Copy out all of the material exactly as presented.

>> begin Information given

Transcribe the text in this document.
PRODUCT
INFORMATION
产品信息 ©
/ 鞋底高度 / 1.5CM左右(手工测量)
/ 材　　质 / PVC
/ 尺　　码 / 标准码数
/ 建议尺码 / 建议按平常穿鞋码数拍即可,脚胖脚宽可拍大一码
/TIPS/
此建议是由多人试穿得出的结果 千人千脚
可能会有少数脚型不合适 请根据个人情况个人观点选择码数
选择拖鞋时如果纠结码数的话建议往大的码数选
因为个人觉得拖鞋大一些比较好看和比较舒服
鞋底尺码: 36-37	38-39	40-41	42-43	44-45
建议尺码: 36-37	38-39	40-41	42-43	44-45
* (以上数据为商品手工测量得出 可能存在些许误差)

>> end Information given

- Full solution -
Transcribe the text in this document.
PRODUCT
INFORMATION
产品信息 ©
/ 鞋底高度 / 1.5CM左右(手工测量)
/ 材　　质 / PVC
/ 尺　　码 / 标准码数
/ 建议尺码 / 建议按平常穿鞋码数拍即可,脚胖脚宽可拍大一码
/TIPS/
此建议是由多人试穿得出的结果 千人千脚
可能会有少数脚型不合适 请根据个人情况个人观点选择码数
选择拖鞋时如果纠结码数的话建议往大的码数选
因为个人觉得拖鞋大一些比较好看和比较舒服
鞋底尺码: 36-37	38-39	40-41	42-43	44-45
建议尺码: 36-37	38-39	40-41	42-43	44-45
* (以上数据为商品手工测量得出 可能存在些许误差)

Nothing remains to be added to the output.